======== MATERIAL

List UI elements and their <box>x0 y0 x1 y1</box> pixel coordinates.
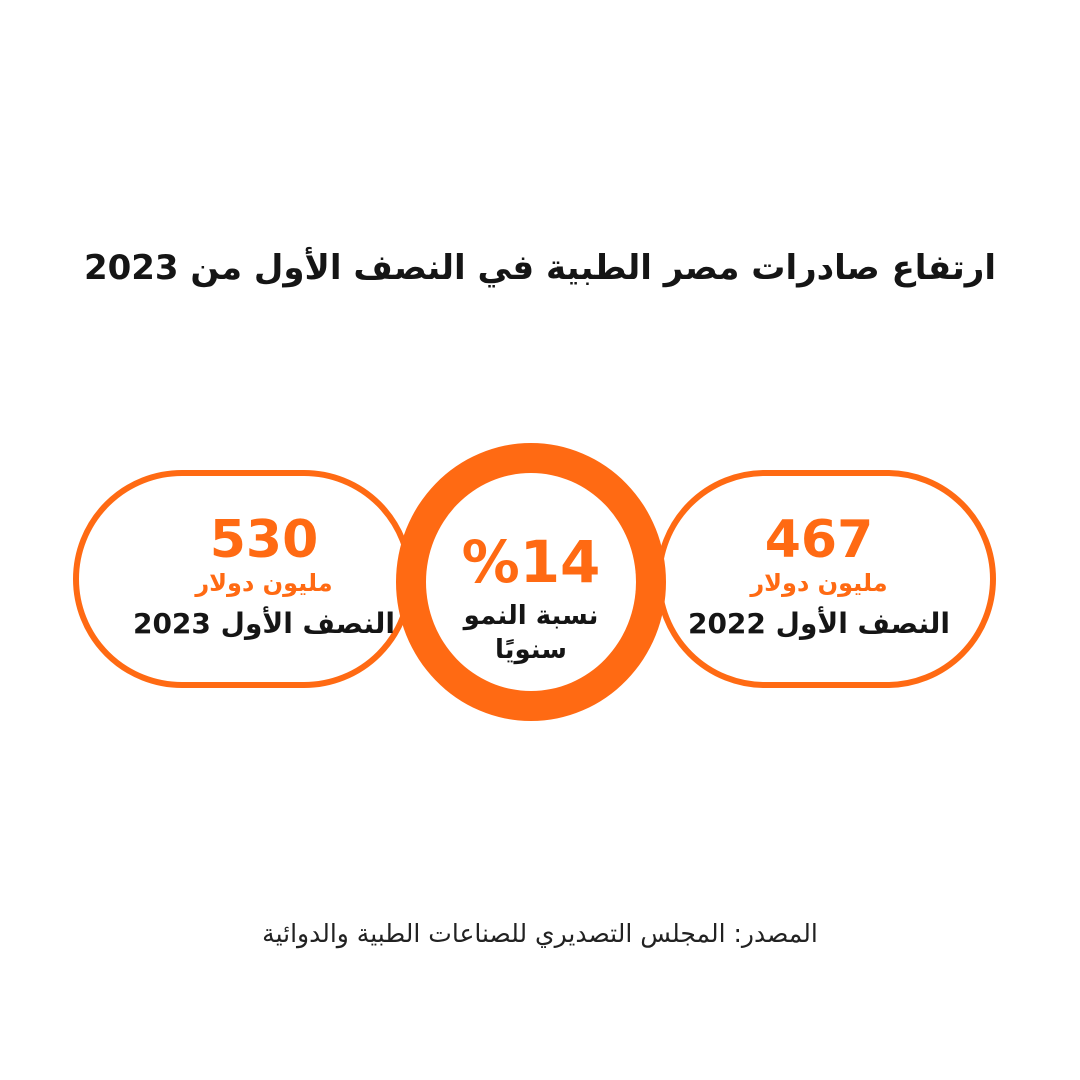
growth-percentage: %14 <box>461 528 601 596</box>
source-note: المصدر: المجلس التصديري للصناعات الطبية … <box>262 919 818 948</box>
page-title: ارتفاع صادرات مصر الطبية في النصف الأول … <box>83 248 997 288</box>
stat-card-content: 467 مليون دولار النصف الأول 2022 <box>674 512 964 644</box>
stat-card-h1-2023: 530 مليون دولار النصف الأول 2023 <box>73 470 413 688</box>
growth-content: %14 نسبة النمو سنويًا <box>426 531 636 667</box>
stat-unit-2023: مليون دولار <box>195 569 333 597</box>
stat-value-2022: 467 <box>764 510 874 570</box>
growth-label: نسبة النمو سنويًا <box>463 601 599 665</box>
stat-value-2023: 530 <box>209 510 319 570</box>
stat-period-2022: النصف الأول 2022 <box>687 607 951 640</box>
stat-unit-2022: مليون دولار <box>750 569 888 597</box>
growth-ring: %14 نسبة النمو سنويًا <box>396 443 666 721</box>
stat-card-h1-2022: 467 مليون دولار النصف الأول 2022 <box>656 470 996 688</box>
stat-period-2023: النصف الأول 2023 <box>132 607 396 640</box>
stat-card-content: 530 مليون دولار النصف الأول 2023 <box>119 512 409 644</box>
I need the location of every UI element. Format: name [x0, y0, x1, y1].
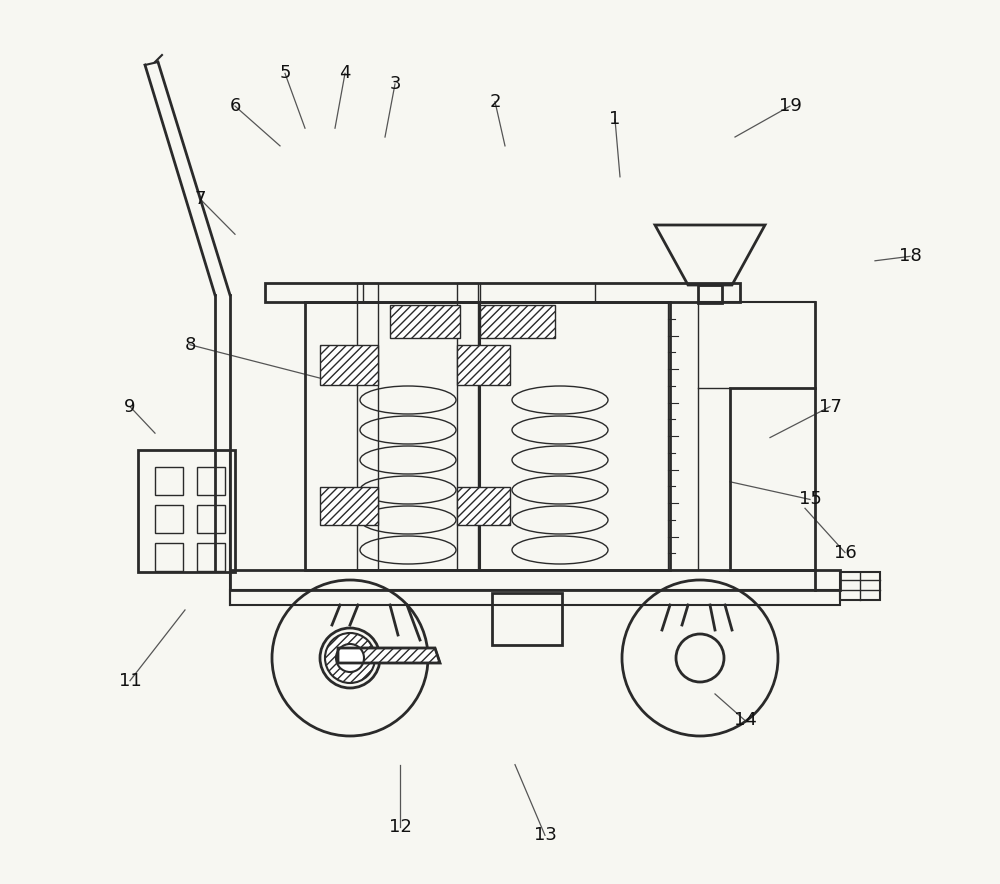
Bar [138, 450, 235, 572]
Text: 2: 2 [489, 93, 501, 110]
Bar [480, 305, 555, 338]
Text: 12: 12 [389, 818, 411, 835]
Bar [230, 590, 840, 605]
Bar [457, 487, 510, 525]
Text: 16: 16 [834, 544, 856, 561]
Circle shape [336, 644, 364, 672]
Bar [230, 570, 840, 590]
Text: 6: 6 [229, 97, 241, 115]
Text: 14: 14 [734, 712, 756, 729]
Bar [155, 543, 183, 571]
Bar [197, 543, 225, 571]
Bar [357, 283, 378, 570]
Text: 17: 17 [819, 398, 841, 415]
Text: 7: 7 [194, 190, 206, 208]
Bar [390, 305, 460, 338]
Bar [840, 572, 880, 600]
Bar [698, 285, 722, 303]
Circle shape [325, 633, 375, 683]
Text: 13: 13 [534, 827, 556, 844]
Bar [305, 302, 670, 570]
Bar [492, 593, 562, 645]
Text: 15: 15 [799, 491, 821, 508]
Bar [155, 505, 183, 533]
Text: 3: 3 [389, 75, 401, 93]
Bar [197, 467, 225, 495]
Text: 19: 19 [779, 97, 801, 115]
Bar [457, 283, 478, 570]
Text: 5: 5 [279, 65, 291, 82]
Bar [320, 345, 378, 385]
Bar [155, 467, 183, 495]
Polygon shape [338, 648, 440, 663]
Bar [457, 345, 510, 385]
Bar [265, 283, 740, 302]
Text: 9: 9 [124, 398, 136, 415]
Text: 4: 4 [339, 65, 351, 82]
Text: 1: 1 [609, 110, 621, 128]
Text: 18: 18 [899, 248, 921, 265]
Bar [197, 505, 225, 533]
Text: 8: 8 [184, 336, 196, 354]
Bar [668, 302, 698, 570]
Bar [730, 388, 815, 570]
Text: 11: 11 [119, 672, 141, 690]
Bar [320, 487, 378, 525]
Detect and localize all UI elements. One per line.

================

* EXERCISE DIRECTIONS: Please pull out every line of the records above that contains the word "الأول".

* OUTPUT:
page-title: ارتفاع صادرات مصر الطبية في النصف الأول … <box>83 248 997 288</box>
stat-card-content: 467 مليون دولار النصف الأول 2022 <box>674 512 964 644</box>
stat-card-h1-2023: 530 مليون دولار النصف الأول 2023 <box>73 470 413 688</box>
stat-period-2022: النصف الأول 2022 <box>687 607 951 640</box>
stat-card-h1-2022: 467 مليون دولار النصف الأول 2022 <box>656 470 996 688</box>
stat-period-2023: النصف الأول 2023 <box>132 607 396 640</box>
stat-card-content: 530 مليون دولار النصف الأول 2023 <box>119 512 409 644</box>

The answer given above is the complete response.